━━━━━ ENTRIES ━━━━━

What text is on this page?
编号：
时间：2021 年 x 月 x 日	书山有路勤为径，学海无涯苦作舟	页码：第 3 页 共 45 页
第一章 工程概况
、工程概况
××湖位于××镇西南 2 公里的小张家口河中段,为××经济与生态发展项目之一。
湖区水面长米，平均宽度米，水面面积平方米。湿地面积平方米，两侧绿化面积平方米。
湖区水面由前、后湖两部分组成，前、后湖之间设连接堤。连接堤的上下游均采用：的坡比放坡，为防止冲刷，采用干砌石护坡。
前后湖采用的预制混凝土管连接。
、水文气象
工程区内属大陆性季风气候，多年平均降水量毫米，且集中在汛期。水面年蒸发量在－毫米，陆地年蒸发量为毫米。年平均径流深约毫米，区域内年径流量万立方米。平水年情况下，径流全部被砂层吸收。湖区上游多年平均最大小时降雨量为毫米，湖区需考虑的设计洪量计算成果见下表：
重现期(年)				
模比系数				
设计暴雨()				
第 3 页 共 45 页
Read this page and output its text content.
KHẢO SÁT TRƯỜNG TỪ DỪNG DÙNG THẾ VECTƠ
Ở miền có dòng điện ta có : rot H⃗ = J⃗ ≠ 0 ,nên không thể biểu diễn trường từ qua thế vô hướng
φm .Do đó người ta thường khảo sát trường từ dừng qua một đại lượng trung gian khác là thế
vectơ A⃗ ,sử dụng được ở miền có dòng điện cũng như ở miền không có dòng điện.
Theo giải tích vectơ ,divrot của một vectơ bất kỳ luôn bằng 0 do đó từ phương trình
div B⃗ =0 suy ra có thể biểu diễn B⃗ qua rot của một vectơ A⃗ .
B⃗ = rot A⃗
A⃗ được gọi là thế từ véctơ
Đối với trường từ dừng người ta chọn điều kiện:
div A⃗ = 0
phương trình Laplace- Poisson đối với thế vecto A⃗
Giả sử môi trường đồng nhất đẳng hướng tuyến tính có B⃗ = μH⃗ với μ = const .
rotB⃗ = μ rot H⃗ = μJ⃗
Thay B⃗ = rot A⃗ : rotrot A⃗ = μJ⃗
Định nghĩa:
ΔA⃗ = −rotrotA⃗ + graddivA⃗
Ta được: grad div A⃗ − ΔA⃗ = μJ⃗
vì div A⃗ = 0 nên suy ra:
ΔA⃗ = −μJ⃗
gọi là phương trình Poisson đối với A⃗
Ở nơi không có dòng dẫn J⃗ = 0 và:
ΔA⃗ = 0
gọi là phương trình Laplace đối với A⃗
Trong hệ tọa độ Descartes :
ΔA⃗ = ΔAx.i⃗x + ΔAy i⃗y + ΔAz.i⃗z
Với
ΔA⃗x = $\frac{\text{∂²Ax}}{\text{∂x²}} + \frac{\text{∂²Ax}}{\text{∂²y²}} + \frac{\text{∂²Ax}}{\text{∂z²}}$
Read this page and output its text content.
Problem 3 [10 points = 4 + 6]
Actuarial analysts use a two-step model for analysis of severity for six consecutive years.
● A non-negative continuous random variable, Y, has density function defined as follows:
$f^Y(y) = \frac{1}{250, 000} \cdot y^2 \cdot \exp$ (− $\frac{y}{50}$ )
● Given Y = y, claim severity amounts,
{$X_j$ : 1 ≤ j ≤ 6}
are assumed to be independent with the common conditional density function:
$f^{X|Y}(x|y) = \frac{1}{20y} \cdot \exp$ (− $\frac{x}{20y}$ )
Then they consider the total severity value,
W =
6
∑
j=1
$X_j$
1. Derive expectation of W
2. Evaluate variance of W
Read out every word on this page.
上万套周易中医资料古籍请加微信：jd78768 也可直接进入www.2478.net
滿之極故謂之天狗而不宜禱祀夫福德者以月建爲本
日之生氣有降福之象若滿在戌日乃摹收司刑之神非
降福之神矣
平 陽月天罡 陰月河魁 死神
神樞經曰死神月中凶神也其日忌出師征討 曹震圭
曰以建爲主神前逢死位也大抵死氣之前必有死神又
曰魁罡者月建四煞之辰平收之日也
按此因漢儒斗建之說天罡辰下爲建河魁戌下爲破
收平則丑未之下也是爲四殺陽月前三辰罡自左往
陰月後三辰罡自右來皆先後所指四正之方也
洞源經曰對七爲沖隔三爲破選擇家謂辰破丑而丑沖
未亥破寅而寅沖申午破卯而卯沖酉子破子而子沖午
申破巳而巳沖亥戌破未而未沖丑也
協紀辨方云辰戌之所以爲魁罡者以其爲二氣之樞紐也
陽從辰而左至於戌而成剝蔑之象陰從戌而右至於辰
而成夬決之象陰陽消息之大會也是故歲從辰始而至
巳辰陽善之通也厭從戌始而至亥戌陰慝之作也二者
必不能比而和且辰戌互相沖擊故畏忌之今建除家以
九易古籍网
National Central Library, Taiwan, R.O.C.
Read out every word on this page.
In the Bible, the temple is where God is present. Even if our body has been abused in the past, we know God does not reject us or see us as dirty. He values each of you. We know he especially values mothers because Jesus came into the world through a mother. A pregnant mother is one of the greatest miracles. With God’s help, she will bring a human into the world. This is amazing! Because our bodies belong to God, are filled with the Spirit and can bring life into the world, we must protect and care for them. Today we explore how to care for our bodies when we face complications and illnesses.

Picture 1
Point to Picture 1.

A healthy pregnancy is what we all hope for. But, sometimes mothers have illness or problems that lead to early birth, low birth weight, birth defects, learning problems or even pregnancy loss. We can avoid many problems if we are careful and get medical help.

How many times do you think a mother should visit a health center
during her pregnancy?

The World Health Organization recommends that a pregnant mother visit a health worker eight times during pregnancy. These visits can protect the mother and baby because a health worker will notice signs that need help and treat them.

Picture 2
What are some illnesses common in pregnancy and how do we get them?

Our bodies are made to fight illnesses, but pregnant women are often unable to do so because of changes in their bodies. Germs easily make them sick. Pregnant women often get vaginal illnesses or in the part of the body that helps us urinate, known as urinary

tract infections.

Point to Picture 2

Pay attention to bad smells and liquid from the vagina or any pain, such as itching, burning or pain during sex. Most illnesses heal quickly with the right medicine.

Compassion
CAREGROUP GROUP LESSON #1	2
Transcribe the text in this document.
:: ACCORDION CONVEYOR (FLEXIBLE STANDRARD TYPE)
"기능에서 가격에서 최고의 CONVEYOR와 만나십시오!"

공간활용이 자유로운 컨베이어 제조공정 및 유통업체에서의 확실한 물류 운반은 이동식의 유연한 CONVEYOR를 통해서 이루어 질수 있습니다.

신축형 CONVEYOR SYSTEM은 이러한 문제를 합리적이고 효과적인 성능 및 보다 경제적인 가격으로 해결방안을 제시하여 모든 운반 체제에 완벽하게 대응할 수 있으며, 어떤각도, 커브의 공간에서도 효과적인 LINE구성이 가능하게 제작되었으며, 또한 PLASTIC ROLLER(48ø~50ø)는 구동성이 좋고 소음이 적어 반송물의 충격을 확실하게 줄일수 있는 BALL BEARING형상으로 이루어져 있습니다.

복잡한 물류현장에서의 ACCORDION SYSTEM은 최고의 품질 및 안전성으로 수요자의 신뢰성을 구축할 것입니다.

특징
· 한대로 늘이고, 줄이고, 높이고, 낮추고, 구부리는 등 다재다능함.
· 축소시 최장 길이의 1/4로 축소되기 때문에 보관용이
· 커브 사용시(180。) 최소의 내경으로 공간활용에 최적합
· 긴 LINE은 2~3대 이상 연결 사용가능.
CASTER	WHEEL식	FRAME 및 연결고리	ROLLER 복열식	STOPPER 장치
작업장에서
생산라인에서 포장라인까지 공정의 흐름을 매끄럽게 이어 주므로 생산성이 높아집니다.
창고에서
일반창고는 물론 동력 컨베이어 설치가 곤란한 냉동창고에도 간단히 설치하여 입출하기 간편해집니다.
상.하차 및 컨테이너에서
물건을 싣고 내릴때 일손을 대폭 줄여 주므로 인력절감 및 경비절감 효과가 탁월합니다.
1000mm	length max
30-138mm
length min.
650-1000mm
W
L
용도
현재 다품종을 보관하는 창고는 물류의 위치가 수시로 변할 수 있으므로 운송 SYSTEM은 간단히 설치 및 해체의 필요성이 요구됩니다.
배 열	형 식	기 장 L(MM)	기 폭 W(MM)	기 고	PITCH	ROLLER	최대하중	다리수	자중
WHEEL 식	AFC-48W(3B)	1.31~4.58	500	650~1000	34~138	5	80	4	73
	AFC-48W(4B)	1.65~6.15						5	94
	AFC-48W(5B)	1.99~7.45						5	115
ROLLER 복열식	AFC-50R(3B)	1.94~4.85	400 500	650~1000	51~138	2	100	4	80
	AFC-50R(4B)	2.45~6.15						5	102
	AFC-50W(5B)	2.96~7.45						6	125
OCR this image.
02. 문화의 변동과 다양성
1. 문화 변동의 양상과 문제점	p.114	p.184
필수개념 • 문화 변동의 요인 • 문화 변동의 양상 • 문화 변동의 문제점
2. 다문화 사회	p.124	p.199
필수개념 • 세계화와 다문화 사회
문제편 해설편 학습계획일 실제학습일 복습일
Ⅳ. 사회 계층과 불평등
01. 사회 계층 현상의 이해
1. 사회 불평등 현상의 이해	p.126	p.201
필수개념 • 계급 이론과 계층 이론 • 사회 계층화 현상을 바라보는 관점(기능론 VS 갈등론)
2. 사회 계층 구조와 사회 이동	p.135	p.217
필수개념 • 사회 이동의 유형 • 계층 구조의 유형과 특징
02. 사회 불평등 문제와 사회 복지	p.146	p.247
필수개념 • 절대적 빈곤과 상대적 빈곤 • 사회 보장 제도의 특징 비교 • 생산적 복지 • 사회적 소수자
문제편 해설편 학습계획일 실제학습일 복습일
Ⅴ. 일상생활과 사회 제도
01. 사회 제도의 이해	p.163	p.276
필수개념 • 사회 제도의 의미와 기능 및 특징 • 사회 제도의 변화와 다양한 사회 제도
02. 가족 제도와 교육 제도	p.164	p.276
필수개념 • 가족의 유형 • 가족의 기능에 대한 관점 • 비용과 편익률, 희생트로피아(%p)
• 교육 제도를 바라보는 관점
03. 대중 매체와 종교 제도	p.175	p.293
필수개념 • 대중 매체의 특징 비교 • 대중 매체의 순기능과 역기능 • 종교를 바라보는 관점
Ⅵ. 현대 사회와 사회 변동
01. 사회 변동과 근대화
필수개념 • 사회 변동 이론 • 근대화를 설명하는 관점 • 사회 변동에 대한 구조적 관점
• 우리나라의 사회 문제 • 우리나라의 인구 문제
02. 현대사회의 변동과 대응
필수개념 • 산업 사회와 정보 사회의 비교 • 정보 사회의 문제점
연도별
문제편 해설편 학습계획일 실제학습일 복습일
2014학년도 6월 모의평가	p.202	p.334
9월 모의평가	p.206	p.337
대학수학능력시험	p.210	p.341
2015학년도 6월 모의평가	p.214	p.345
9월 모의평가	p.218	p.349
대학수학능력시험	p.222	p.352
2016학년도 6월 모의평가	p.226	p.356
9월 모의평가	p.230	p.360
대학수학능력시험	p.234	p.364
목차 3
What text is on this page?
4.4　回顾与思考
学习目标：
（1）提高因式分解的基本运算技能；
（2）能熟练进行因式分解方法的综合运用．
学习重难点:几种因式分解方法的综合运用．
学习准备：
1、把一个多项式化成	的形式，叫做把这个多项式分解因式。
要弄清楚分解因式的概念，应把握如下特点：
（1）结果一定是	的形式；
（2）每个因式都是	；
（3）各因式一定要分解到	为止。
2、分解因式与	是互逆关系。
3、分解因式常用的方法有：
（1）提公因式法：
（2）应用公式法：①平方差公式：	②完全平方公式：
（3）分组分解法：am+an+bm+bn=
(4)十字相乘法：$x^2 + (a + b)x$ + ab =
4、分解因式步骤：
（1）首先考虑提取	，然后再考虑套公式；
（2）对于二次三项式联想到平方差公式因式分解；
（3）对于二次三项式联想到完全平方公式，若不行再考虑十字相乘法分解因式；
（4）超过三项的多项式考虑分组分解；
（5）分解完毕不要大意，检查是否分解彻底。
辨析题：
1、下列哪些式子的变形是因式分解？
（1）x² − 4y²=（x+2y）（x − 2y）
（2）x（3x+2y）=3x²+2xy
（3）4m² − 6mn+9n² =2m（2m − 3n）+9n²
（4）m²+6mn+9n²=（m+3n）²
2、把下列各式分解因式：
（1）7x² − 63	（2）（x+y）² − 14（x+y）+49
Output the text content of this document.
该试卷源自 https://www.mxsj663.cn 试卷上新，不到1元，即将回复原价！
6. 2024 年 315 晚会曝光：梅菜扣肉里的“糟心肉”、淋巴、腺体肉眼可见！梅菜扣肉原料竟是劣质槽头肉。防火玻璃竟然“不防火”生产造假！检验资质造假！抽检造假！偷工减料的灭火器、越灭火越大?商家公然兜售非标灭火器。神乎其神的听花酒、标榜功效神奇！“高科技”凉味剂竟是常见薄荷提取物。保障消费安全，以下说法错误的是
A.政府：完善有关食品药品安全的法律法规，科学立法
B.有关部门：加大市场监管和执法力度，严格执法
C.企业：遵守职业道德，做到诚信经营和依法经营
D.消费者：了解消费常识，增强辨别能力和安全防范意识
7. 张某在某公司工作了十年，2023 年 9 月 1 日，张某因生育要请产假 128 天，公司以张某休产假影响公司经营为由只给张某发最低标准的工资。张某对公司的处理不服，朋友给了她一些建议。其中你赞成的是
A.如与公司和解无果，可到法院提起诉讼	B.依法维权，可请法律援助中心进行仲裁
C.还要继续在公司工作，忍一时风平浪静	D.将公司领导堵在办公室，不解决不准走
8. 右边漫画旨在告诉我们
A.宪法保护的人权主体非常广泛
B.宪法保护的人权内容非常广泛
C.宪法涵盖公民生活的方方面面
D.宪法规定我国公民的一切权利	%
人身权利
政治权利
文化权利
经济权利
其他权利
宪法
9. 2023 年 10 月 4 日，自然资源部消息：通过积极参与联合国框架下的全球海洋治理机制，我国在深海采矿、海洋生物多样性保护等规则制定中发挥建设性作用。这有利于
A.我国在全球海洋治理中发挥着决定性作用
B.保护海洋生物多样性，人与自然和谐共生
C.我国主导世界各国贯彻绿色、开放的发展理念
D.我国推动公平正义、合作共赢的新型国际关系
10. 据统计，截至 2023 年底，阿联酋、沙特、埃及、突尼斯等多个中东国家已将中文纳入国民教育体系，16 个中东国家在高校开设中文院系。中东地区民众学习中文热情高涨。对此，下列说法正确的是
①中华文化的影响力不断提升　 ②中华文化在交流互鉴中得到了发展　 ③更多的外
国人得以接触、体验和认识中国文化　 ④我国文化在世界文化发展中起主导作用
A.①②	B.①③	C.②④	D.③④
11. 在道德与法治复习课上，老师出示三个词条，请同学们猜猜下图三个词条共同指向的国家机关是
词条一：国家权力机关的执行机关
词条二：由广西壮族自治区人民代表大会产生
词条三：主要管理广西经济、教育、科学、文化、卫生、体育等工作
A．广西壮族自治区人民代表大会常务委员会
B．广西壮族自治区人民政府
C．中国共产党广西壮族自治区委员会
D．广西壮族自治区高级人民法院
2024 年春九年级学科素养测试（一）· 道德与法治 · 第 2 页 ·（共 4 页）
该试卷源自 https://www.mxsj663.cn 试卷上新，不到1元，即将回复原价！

━━━━━

> _REQUEST_: Where does the word "visit" appear? Return each line that holds it.

> _SOLUTION FOR THIS TASK_:
How many times do you think a mother should visit a health center
The World Health Organization recommends that a pregnant mother visit a health worker eight times during pregnancy. These visits can protect the mother and baby because a health worker will notice signs that need help and treat them.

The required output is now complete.